• Given request
The listing below is to be output in its exact form.

================================

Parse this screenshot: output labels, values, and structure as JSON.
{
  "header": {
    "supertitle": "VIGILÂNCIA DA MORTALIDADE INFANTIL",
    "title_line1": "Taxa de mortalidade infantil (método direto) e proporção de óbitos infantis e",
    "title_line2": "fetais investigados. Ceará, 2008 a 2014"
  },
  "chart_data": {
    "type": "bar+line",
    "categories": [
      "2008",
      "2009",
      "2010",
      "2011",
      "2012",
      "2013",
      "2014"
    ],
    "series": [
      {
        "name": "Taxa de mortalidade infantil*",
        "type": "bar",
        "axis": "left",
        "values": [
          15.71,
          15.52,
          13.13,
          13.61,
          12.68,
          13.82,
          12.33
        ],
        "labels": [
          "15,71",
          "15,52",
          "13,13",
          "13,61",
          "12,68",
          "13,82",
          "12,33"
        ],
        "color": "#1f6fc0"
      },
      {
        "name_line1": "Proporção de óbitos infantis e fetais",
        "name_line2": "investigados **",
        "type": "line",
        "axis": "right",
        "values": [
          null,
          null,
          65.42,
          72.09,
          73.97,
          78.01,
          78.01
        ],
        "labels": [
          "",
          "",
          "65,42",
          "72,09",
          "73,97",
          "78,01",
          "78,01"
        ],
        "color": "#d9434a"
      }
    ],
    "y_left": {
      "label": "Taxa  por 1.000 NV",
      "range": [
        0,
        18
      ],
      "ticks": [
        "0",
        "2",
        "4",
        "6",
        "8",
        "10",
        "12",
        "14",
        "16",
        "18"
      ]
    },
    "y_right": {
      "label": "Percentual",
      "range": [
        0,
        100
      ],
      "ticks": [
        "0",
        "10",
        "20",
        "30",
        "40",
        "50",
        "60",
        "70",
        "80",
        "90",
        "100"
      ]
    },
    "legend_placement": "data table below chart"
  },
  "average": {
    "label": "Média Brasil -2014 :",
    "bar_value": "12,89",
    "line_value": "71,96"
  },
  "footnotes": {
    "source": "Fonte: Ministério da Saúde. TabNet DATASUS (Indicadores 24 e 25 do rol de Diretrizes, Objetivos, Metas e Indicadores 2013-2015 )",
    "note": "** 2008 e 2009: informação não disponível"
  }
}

================================

• Output for this exercise
Parse this screenshot: output labels, values, and structure as JSON.
{
  "header": {
    "supertitle": "VIGILÂNCIA DA MORTALIDADE INFANTIL",
    "title_line1": "Taxa de mortalidade infantil (método direto) e proporção de óbitos infantis e",
    "title_line2": "fetais investigados. Ceará, 2008 a 2014"
  },
  "chart_data": {
    "type": "bar+line",
    "categories": [
      "2008",
      "2009",
      "2010",
      "2011",
      "2012",
      "2013",
      "2014"
    ],
    "series": [
      {
        "name": "Taxa de mortalidade infantil*",
        "type": "bar",
        "axis": "left",
        "values": [
          15.71,
          15.52,
          13.13,
          13.61,
          12.68,
          13.82,
          12.33
        ],
        "labels": [
          "15,71",
          "15,52",
          "13,13",
          "13,61",
          "12,68",
          "13,82",
          "12,33"
        ],
        "color": "#1f6fc0"
      },
      {
        "name_line1": "Proporção de óbitos infantis e fetais",
        "name_line2": "investigados **",
        "type": "line",
        "axis": "right",
        "values": [
          null,
          null,
          65.42,
          72.09,
          73.97,
          78.01,
          78.01
        ],
        "labels": [
          "",
          "",
          "65,42",
          "72,09",
          "73,97",
          "78,01",
          "78,01"
        ],
        "color": "#d9434a"
      }
    ],
    "y_left": {
      "label": "Taxa  por 1.000 NV",
      "range": [
        0,
        18
      ],
      "ticks": [
        "0",
        "2",
        "4",
        "6",
        "8",
        "10",
        "12",
        "14",
        "16",
        "18"
      ]
    },
    "y_right": {
      "label": "Percentual",
      "range": [
        0,
        100
      ],
      "ticks": [
        "0",
        "10",
        "20",
        "30",
        "40",
        "50",
        "60",
        "70",
        "80",
        "90",
        "100"
      ]
    },
    "legend_placement": "data table below chart"
  },
  "average": {
    "label": "Média Brasil -2014 :",
    "bar_value": "12,89",
    "line_value": "71,96"
  },
  "footnotes": {
    "source": "Fonte: Ministério da Saúde. TabNet DATASUS (Indicadores 24 e 25 do rol de Diretrizes, Objetivos, Metas e Indicadores 2013-2015 )",
    "note": "** 2008 e 2009: informação não disponível"
  }
}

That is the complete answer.